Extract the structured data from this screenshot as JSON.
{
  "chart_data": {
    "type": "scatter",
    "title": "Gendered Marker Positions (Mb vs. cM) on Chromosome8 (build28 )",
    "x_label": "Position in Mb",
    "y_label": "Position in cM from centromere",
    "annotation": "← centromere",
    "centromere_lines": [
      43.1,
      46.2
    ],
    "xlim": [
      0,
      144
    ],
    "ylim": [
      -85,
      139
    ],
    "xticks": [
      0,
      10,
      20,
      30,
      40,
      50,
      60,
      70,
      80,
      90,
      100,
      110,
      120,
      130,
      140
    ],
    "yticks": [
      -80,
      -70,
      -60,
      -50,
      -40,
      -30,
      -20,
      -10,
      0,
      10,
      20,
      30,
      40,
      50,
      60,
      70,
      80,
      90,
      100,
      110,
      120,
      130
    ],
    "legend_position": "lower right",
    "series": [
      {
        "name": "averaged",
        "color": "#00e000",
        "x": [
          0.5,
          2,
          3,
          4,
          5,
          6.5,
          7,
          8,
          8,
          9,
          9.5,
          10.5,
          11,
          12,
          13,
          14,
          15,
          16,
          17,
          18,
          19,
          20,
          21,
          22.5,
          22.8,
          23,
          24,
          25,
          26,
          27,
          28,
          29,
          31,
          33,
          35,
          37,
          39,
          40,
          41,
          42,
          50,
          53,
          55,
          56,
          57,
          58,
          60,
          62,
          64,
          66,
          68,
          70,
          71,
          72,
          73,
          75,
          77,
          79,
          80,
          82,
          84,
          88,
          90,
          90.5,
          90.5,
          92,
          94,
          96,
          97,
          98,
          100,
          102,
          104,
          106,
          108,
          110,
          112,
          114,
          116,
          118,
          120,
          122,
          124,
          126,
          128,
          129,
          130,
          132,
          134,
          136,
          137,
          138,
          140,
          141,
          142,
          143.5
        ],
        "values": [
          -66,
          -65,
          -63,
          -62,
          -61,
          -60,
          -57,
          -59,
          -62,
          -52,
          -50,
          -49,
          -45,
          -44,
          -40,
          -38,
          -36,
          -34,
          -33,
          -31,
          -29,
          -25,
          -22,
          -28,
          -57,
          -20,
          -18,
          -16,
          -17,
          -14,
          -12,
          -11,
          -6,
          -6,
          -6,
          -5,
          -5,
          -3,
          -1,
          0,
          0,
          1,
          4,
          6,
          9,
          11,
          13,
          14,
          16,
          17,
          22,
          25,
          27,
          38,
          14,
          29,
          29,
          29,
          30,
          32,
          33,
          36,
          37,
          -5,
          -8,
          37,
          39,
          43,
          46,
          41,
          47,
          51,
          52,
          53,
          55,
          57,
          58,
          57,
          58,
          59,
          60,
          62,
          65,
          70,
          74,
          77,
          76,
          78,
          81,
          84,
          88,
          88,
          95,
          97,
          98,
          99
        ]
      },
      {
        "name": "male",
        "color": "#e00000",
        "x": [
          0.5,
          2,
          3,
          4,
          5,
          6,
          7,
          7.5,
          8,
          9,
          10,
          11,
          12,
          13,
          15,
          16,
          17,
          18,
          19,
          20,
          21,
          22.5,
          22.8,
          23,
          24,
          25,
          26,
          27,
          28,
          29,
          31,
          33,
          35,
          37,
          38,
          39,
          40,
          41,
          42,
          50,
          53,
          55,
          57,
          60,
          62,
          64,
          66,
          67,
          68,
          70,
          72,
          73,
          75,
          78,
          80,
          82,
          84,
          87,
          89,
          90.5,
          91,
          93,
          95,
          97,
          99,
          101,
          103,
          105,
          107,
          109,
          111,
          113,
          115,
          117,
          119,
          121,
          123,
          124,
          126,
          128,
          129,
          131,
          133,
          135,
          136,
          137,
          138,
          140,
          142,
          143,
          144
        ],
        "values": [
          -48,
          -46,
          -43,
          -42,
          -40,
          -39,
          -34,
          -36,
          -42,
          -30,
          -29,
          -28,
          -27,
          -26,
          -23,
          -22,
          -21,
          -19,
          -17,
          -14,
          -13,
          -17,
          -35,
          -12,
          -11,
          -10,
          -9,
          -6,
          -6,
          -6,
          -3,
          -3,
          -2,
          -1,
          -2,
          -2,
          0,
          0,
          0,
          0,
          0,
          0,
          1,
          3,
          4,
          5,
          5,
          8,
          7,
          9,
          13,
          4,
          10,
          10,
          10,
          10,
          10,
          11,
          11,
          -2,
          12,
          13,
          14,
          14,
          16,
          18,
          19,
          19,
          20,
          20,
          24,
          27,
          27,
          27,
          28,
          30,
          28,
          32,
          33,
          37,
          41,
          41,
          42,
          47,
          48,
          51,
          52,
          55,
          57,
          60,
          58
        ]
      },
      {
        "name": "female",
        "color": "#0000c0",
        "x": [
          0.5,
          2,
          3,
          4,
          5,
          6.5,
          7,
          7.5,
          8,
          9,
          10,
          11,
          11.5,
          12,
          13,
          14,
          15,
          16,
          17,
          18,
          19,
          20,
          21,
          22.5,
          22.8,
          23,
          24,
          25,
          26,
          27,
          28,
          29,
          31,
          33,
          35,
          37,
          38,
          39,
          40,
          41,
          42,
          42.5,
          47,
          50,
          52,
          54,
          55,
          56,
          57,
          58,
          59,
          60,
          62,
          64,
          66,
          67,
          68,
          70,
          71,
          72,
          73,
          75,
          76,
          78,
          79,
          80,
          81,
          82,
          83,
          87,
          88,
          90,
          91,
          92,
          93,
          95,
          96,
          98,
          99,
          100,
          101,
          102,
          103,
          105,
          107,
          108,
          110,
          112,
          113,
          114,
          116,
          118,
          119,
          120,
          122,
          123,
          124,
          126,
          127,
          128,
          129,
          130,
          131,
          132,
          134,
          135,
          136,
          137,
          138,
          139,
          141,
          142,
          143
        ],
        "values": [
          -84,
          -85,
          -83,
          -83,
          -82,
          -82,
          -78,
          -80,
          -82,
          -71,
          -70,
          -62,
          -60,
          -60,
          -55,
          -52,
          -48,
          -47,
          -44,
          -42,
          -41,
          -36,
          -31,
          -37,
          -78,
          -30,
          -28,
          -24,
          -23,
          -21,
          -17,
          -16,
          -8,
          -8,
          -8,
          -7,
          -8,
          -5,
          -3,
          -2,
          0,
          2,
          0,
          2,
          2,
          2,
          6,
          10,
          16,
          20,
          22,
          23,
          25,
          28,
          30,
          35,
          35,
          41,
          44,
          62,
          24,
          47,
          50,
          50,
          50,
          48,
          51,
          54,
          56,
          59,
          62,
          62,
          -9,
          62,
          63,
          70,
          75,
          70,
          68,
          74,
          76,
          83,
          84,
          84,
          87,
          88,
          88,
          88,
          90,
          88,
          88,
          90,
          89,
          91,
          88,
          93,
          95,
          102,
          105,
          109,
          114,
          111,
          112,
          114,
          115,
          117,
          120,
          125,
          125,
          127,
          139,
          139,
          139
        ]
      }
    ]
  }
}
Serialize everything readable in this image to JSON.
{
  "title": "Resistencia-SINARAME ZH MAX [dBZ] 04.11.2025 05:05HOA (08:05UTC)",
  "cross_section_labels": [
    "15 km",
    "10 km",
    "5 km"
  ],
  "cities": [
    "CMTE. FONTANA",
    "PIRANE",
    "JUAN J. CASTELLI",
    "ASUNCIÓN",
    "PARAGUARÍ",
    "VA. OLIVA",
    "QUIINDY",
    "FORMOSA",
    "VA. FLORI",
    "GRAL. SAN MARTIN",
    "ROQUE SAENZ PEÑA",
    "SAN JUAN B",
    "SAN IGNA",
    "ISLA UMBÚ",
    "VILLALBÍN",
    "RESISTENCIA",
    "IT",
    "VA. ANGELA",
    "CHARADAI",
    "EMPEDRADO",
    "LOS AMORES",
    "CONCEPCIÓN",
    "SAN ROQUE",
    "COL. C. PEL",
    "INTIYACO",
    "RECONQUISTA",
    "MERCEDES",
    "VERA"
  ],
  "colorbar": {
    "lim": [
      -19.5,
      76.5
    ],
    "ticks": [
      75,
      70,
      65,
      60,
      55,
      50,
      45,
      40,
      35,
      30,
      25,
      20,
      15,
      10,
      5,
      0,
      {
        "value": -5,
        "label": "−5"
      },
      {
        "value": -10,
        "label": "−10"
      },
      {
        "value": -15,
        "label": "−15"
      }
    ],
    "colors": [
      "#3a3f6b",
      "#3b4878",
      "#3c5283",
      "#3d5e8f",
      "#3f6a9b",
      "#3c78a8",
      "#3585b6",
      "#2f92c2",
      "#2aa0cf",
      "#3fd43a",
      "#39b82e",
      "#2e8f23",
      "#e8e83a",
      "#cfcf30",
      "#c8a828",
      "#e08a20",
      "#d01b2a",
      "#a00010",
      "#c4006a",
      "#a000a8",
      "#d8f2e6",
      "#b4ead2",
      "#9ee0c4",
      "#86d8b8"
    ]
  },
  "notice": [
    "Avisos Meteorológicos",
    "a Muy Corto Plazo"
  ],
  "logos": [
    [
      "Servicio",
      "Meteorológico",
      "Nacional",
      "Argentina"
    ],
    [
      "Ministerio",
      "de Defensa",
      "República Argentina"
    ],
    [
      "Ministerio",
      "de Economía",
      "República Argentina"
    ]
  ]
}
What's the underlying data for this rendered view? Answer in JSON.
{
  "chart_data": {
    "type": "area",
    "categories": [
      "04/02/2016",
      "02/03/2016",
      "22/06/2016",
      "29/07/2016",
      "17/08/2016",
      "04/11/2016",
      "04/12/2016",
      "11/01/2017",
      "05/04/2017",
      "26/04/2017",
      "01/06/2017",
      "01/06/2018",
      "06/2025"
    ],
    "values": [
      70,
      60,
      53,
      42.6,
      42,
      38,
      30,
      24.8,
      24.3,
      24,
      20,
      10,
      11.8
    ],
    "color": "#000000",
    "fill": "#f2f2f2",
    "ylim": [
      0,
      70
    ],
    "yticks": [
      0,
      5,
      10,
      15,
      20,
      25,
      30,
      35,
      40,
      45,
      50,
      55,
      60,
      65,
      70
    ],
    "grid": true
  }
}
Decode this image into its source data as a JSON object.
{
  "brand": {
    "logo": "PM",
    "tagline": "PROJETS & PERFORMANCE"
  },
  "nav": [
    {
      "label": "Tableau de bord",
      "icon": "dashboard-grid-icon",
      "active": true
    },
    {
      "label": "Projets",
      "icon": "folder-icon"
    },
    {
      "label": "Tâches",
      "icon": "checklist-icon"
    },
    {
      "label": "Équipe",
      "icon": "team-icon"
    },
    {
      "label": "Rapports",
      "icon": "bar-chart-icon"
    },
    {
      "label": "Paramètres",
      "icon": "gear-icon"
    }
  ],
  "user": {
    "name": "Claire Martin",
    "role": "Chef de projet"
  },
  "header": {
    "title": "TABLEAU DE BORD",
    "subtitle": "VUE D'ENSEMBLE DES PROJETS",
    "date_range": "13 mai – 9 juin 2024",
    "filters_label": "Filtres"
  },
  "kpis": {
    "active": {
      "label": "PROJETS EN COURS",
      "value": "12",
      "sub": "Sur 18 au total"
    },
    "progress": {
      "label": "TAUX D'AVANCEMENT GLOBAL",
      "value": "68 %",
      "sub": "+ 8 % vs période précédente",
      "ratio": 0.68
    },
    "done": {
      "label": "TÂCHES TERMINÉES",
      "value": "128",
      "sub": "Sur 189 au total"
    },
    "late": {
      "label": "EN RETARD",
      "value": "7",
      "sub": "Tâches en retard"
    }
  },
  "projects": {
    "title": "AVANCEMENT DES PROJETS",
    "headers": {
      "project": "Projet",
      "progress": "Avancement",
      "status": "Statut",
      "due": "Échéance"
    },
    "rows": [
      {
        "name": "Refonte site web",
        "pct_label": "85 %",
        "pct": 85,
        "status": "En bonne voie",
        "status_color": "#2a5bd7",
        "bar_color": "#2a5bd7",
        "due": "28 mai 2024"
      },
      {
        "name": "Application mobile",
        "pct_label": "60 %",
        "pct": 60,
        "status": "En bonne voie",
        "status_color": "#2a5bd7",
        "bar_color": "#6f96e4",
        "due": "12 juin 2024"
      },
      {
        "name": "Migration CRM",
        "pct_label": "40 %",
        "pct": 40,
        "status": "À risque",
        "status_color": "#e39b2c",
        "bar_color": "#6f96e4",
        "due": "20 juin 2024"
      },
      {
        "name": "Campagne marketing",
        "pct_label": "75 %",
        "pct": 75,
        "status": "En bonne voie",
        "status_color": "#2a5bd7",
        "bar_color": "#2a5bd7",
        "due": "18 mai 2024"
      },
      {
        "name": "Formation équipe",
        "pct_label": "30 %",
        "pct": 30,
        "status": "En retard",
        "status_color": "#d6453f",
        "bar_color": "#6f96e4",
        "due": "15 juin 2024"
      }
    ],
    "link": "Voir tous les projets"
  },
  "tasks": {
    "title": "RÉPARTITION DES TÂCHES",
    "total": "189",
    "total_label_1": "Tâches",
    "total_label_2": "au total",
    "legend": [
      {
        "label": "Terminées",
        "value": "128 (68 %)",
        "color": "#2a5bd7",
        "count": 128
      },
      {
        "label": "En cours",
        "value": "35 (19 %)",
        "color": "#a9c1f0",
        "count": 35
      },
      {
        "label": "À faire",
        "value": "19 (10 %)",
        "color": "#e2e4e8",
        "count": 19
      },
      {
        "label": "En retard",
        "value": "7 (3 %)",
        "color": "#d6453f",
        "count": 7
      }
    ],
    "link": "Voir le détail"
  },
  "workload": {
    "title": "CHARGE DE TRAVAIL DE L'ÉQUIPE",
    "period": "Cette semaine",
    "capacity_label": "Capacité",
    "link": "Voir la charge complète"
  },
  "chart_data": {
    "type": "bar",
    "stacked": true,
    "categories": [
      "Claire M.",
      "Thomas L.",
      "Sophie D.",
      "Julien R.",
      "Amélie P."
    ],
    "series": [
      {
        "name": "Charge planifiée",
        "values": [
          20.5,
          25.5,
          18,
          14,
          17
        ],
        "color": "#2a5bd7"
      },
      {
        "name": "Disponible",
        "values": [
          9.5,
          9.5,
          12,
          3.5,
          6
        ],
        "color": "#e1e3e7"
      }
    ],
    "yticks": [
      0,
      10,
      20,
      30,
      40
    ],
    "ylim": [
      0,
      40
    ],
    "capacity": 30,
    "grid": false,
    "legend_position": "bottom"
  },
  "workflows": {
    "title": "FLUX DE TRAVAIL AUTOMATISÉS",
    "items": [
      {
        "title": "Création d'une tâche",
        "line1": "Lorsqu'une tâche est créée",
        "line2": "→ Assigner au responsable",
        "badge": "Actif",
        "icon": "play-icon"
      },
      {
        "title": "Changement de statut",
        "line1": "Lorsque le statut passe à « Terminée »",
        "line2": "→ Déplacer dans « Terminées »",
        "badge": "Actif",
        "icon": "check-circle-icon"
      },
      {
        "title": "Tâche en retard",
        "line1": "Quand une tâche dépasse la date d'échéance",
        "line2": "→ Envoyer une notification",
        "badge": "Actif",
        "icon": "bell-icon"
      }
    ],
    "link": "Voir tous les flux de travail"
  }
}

» **YOUR INSTRUCTIONS**:
Say, as a single number and nothing more, how many lines of the entries contain the word "juin".

» **FULL OUTPUT**:
4